= Task objective =
Wherever the string "authors" appears, copy the whole line.

= Dataset excerpts =
━━━━━━━━━━━━━━━━
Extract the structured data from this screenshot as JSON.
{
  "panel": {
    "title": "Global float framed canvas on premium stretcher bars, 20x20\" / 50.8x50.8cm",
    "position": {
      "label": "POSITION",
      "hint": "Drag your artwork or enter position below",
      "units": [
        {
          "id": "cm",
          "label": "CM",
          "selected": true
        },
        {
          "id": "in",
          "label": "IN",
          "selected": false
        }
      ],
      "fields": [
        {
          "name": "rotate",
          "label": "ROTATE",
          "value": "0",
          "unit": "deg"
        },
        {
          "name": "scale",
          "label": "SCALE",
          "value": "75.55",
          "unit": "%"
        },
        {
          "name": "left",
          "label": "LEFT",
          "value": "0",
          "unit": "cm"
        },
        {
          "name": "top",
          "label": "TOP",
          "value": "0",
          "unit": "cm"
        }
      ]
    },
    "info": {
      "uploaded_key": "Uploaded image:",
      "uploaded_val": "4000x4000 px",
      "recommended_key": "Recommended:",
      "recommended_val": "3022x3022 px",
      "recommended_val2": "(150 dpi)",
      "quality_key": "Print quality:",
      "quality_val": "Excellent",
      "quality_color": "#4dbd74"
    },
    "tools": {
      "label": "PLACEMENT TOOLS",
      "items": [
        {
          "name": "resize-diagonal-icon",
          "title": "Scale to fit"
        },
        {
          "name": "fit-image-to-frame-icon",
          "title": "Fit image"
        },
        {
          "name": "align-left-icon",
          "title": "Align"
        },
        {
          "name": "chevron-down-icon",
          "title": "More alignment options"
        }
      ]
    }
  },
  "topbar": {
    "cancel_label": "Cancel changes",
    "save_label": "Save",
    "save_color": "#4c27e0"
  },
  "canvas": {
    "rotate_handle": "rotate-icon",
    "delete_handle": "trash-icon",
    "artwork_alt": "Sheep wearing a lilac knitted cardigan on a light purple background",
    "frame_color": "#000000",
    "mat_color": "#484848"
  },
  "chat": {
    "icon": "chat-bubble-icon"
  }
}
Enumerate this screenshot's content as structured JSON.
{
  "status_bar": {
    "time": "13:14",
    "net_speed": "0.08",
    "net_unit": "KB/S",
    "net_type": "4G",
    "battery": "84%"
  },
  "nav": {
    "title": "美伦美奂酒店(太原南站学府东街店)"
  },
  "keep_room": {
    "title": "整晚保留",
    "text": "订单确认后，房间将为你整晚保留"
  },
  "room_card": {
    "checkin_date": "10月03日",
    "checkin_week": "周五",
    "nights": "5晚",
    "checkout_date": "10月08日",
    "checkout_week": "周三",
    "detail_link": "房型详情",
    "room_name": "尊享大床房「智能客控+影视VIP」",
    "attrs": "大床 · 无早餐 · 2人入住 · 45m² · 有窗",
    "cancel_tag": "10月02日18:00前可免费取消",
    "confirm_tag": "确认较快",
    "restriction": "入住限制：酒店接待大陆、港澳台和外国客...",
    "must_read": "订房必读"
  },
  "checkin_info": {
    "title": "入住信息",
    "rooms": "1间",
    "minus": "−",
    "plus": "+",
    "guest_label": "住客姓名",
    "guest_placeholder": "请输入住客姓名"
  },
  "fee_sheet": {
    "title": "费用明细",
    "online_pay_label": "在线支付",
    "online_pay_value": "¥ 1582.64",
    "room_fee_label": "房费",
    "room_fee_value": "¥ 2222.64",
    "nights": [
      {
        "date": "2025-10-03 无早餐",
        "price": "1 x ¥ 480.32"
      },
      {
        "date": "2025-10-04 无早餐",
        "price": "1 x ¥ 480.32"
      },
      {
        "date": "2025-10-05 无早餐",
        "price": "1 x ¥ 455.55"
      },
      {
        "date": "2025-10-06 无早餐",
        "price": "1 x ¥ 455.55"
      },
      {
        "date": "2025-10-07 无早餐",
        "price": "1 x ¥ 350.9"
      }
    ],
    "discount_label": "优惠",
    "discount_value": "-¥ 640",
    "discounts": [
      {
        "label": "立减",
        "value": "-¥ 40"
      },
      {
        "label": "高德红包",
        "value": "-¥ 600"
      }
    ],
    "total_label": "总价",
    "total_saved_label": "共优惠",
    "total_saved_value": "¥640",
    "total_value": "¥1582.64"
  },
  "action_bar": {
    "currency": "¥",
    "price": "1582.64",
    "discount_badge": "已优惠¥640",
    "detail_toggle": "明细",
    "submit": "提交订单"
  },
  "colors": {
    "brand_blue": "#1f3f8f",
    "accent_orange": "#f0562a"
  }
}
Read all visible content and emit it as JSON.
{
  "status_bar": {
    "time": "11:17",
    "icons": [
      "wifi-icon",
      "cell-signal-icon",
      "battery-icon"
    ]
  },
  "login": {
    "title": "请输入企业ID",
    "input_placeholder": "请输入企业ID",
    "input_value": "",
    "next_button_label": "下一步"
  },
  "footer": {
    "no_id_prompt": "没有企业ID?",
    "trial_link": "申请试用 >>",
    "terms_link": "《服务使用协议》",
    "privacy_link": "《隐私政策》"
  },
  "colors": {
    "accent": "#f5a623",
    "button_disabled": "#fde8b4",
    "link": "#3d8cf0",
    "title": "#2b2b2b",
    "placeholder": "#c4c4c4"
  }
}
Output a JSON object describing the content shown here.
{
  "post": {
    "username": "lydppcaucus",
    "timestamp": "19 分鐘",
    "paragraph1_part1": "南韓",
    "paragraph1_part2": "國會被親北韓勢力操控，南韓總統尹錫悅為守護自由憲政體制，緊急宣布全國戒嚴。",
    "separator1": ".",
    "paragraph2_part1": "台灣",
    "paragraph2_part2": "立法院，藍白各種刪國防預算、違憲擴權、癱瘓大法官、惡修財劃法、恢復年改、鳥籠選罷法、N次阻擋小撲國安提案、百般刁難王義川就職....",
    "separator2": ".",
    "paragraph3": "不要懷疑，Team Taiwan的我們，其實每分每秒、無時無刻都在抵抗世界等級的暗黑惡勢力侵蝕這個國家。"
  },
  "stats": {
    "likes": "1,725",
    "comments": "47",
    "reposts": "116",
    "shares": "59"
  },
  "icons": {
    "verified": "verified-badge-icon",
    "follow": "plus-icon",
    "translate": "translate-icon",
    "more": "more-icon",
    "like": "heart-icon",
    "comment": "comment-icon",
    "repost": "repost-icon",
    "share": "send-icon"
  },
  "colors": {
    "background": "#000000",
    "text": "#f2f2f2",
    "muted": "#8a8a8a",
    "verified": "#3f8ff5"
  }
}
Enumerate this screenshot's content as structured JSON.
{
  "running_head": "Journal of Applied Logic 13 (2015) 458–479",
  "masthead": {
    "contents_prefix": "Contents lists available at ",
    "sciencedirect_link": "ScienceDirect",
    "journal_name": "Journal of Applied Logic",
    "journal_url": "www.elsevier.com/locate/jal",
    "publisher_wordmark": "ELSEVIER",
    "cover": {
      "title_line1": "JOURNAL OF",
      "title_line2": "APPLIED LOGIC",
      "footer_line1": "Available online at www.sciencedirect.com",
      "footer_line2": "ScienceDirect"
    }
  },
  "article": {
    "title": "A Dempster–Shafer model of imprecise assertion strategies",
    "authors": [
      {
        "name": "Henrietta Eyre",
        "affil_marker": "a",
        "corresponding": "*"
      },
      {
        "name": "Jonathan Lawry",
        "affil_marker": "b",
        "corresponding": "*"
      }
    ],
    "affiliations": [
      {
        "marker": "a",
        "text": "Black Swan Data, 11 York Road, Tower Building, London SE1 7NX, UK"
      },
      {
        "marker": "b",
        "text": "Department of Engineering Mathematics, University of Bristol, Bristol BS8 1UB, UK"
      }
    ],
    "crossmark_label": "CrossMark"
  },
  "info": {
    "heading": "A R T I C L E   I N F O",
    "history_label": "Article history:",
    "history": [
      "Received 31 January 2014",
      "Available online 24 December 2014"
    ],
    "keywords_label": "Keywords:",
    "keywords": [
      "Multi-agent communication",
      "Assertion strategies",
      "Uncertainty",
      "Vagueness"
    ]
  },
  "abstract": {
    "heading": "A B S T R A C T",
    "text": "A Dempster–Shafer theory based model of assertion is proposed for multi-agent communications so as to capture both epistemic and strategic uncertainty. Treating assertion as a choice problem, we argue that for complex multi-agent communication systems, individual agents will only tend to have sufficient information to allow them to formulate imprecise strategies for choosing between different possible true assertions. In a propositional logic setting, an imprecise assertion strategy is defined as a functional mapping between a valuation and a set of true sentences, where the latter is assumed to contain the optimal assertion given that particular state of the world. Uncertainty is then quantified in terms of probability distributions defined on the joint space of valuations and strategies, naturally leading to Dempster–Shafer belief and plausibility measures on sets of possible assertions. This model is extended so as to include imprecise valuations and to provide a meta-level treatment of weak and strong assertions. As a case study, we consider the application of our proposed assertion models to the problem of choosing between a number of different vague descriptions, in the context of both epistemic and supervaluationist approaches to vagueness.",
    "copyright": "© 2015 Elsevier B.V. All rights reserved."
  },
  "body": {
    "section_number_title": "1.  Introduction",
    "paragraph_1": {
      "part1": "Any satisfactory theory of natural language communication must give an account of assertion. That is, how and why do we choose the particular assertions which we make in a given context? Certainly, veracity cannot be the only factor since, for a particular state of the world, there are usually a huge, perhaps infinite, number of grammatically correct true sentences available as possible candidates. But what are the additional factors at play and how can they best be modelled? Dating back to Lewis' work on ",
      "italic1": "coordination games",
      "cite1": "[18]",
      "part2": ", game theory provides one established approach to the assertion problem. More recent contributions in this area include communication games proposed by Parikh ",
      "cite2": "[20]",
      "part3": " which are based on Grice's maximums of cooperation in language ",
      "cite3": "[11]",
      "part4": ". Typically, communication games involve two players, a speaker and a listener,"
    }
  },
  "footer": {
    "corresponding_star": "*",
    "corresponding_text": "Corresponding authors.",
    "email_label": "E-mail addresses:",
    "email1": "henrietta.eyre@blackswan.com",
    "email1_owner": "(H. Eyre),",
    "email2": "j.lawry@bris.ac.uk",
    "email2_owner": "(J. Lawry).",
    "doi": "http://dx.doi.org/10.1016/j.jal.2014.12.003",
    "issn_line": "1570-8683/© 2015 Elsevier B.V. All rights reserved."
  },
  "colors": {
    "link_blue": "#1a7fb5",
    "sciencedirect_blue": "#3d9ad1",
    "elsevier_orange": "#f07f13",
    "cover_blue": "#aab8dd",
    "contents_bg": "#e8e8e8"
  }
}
━━━━━━━━━━━━━━━━
= Task solution =
    "authors": [
    "corresponding_text": "Corresponding authors.",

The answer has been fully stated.